Excerpted records ▸
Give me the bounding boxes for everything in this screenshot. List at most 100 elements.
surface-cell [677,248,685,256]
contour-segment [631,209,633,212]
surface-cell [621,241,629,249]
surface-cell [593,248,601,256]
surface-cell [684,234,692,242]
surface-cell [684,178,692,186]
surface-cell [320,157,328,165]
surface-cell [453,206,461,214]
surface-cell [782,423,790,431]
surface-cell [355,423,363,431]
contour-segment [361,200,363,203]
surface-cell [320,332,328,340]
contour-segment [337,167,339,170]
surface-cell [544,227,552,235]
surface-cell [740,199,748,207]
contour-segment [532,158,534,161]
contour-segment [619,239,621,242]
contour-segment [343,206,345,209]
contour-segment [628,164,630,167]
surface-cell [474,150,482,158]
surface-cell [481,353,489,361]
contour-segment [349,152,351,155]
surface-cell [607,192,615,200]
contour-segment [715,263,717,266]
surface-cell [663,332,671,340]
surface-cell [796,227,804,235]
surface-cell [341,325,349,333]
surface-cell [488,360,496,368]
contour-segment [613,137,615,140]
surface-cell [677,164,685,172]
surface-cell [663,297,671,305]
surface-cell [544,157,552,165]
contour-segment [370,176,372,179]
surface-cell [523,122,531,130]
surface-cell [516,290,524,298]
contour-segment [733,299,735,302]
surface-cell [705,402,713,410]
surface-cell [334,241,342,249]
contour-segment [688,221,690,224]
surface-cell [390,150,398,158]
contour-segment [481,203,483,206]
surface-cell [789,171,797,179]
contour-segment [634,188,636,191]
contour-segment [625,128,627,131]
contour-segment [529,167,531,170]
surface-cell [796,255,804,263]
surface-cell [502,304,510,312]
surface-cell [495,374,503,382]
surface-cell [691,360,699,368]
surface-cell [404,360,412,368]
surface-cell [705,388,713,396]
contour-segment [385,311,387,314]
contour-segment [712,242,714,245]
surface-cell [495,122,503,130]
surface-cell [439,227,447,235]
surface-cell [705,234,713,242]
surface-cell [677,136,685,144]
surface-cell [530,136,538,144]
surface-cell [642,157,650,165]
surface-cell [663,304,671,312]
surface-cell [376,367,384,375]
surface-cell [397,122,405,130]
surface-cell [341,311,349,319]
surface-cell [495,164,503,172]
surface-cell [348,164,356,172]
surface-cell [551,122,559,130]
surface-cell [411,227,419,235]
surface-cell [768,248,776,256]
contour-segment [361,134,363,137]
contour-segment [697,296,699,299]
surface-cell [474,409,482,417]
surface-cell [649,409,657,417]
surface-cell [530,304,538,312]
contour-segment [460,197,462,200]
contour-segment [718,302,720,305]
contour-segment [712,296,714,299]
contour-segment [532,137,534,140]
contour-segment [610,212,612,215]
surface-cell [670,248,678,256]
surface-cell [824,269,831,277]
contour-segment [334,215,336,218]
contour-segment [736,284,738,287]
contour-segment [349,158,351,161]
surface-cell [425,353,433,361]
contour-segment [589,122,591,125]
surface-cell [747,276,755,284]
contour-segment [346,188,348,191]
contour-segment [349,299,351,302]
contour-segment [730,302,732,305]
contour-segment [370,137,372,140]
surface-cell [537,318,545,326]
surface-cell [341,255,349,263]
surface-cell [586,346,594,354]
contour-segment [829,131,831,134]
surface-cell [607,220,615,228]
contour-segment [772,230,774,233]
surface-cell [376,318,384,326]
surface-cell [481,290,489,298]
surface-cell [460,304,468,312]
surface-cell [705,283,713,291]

Written request ▸ Write out all the items above, reproducing each line without any change.

Task answer ▸
Give me the bounding boxes for everything in this screenshot. List at most 100 elements.
surface-cell [677,248,685,256]
contour-segment [631,209,633,212]
surface-cell [621,241,629,249]
surface-cell [593,248,601,256]
surface-cell [684,234,692,242]
surface-cell [684,178,692,186]
surface-cell [320,157,328,165]
surface-cell [453,206,461,214]
surface-cell [782,423,790,431]
surface-cell [355,423,363,431]
contour-segment [361,200,363,203]
surface-cell [320,332,328,340]
contour-segment [337,167,339,170]
surface-cell [544,227,552,235]
surface-cell [740,199,748,207]
contour-segment [532,158,534,161]
contour-segment [619,239,621,242]
contour-segment [343,206,345,209]
contour-segment [628,164,630,167]
surface-cell [474,150,482,158]
surface-cell [481,353,489,361]
contour-segment [349,152,351,155]
surface-cell [607,192,615,200]
contour-segment [715,263,717,266]
surface-cell [663,332,671,340]
surface-cell [796,227,804,235]
surface-cell [341,325,349,333]
surface-cell [488,360,496,368]
contour-segment [613,137,615,140]
surface-cell [677,164,685,172]
surface-cell [663,297,671,305]
surface-cell [544,157,552,165]
contour-segment [370,176,372,179]
surface-cell [523,122,531,130]
surface-cell [516,290,524,298]
contour-segment [733,299,735,302]
surface-cell [705,402,713,410]
surface-cell [334,241,342,249]
contour-segment [688,221,690,224]
surface-cell [390,150,398,158]
contour-segment [481,203,483,206]
surface-cell [789,171,797,179]
contour-segment [634,188,636,191]
contour-segment [625,128,627,131]
contour-segment [529,167,531,170]
surface-cell [796,255,804,263]
surface-cell [502,304,510,312]
surface-cell [495,374,503,382]
surface-cell [691,360,699,368]
surface-cell [404,360,412,368]
surface-cell [705,388,713,396]
contour-segment [385,311,387,314]
contour-segment [712,242,714,245]
surface-cell [495,122,503,130]
surface-cell [439,227,447,235]
surface-cell [705,234,713,242]
surface-cell [677,136,685,144]
surface-cell [530,136,538,144]
surface-cell [642,157,650,165]
surface-cell [663,304,671,312]
surface-cell [376,367,384,375]
surface-cell [397,122,405,130]
surface-cell [341,311,349,319]
surface-cell [495,164,503,172]
surface-cell [348,164,356,172]
surface-cell [551,122,559,130]
surface-cell [411,227,419,235]
surface-cell [768,248,776,256]
contour-segment [361,134,363,137]
contour-segment [697,296,699,299]
surface-cell [474,409,482,417]
surface-cell [649,409,657,417]
surface-cell [530,304,538,312]
contour-segment [460,197,462,200]
contour-segment [718,302,720,305]
contour-segment [712,296,714,299]
contour-segment [532,137,534,140]
contour-segment [610,212,612,215]
surface-cell [670,248,678,256]
surface-cell [824,269,831,277]
contour-segment [334,215,336,218]
contour-segment [736,284,738,287]
contour-segment [349,158,351,161]
surface-cell [425,353,433,361]
contour-segment [589,122,591,125]
surface-cell [747,276,755,284]
contour-segment [346,188,348,191]
contour-segment [349,299,351,302]
contour-segment [730,302,732,305]
contour-segment [370,137,372,140]
surface-cell [537,318,545,326]
surface-cell [341,255,349,263]
surface-cell [586,346,594,354]
contour-segment [829,131,831,134]
surface-cell [607,220,615,228]
contour-segment [772,230,774,233]
surface-cell [376,318,384,326]
surface-cell [481,290,489,298]
surface-cell [460,304,468,312]
surface-cell [705,283,713,291]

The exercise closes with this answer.